* [PROBLEM TO WORK ON] Select all lines in the records that include "MEMS".

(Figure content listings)

--

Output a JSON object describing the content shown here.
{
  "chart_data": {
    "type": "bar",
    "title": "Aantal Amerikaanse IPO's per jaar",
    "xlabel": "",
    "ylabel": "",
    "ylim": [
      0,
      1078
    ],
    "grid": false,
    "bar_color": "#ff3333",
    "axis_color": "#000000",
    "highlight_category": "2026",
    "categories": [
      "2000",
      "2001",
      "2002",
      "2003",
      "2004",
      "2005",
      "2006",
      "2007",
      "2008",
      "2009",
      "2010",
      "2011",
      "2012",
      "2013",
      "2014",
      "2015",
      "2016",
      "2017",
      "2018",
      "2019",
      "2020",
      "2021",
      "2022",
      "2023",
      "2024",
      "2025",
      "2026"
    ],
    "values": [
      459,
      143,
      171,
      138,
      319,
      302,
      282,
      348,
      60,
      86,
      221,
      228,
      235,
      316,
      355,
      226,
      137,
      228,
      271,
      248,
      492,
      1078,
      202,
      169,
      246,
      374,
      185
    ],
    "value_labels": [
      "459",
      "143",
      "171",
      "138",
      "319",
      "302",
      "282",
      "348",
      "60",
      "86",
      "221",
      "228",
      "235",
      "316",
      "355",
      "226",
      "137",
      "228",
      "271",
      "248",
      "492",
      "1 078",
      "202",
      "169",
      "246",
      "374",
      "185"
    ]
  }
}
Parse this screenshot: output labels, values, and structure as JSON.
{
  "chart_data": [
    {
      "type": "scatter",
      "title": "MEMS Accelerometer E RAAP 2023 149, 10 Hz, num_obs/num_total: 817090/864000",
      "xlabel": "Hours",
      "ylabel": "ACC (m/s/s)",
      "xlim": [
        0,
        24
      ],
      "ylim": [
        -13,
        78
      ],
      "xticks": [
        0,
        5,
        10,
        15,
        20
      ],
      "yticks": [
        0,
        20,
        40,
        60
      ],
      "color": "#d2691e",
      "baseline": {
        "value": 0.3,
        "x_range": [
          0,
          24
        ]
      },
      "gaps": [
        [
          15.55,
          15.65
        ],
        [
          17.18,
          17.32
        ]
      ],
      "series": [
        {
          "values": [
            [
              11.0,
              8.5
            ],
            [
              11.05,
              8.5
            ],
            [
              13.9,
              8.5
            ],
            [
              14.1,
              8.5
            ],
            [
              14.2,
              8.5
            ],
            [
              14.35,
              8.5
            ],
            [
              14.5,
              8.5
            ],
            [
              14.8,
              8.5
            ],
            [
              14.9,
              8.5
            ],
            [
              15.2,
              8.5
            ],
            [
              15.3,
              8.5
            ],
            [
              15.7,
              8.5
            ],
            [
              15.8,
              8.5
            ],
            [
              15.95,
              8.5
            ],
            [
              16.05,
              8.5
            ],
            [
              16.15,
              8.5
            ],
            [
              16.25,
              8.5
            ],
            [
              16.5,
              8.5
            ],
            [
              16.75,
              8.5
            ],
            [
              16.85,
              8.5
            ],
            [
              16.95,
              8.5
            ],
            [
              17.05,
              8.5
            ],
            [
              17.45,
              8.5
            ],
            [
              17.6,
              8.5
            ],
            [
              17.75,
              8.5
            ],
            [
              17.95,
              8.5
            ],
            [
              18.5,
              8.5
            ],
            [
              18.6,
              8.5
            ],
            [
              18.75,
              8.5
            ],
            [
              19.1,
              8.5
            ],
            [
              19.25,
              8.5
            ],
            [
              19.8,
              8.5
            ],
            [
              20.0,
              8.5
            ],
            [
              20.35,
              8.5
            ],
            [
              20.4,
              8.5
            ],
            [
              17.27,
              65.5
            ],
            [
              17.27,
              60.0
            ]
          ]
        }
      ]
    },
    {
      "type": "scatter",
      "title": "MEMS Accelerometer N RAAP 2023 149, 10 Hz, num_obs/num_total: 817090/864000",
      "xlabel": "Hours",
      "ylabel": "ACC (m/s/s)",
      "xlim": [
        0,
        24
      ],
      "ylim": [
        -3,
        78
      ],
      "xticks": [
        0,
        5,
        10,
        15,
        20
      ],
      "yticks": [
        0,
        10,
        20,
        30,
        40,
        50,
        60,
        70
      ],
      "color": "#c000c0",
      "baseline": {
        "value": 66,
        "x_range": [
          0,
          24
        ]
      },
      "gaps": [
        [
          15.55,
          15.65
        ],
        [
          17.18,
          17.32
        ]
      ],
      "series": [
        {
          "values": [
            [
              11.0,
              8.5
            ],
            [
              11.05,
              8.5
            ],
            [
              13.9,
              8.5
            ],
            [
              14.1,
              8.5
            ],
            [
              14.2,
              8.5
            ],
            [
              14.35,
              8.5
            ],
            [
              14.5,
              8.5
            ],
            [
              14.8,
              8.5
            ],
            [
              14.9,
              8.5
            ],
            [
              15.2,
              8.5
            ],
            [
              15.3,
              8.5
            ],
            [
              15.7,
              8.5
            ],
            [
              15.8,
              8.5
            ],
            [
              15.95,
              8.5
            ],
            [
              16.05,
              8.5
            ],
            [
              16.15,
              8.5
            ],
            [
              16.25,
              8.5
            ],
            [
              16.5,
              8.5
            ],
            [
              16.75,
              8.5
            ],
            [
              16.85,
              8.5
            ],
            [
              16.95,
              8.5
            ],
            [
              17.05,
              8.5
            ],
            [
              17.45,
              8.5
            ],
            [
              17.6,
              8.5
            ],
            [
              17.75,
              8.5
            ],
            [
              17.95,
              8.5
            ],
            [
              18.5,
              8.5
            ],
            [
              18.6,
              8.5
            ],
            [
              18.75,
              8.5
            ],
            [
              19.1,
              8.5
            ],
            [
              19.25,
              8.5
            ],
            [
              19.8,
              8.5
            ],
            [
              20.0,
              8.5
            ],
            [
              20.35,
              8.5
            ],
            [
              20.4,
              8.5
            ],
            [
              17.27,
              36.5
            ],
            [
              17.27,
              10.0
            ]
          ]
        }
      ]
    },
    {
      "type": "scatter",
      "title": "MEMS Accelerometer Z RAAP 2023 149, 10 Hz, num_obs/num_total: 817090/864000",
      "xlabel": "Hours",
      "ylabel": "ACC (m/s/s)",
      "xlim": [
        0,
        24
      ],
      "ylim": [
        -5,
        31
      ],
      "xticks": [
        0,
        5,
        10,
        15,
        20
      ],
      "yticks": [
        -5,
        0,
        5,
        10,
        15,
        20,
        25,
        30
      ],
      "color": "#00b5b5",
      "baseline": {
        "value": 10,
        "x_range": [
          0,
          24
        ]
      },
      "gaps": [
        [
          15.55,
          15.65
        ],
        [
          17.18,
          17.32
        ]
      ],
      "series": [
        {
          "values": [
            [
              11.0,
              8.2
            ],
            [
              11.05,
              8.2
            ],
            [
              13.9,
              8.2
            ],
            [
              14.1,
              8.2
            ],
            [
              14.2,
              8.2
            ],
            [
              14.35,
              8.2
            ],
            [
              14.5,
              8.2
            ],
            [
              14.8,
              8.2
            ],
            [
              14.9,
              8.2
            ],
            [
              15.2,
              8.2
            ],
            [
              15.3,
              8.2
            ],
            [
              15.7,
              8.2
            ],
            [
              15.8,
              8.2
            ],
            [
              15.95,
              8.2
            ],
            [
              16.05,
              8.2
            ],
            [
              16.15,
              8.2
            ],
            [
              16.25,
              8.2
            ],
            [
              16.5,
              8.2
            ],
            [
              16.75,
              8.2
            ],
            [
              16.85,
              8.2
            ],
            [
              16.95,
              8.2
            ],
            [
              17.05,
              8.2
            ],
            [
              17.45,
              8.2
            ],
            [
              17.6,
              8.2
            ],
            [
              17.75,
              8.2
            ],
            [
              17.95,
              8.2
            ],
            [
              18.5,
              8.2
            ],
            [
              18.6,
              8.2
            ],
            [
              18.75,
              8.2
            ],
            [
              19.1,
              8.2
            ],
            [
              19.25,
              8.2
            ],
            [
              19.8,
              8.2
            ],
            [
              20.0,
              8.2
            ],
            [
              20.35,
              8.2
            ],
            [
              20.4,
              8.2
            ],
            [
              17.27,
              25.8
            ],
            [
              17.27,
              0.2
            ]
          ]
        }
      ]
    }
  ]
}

--

* [ANSWER TO THE TASK]
      "title": "MEMS Accelerometer E RAAP 2023 149, 10 Hz, num_obs/num_total: 817090/864000",
      "title": "MEMS Accelerometer N RAAP 2023 149, 10 Hz, num_obs/num_total: 817090/864000",
      "title": "MEMS Accelerometer Z RAAP 2023 149, 10 Hz, num_obs/num_total: 817090/864000",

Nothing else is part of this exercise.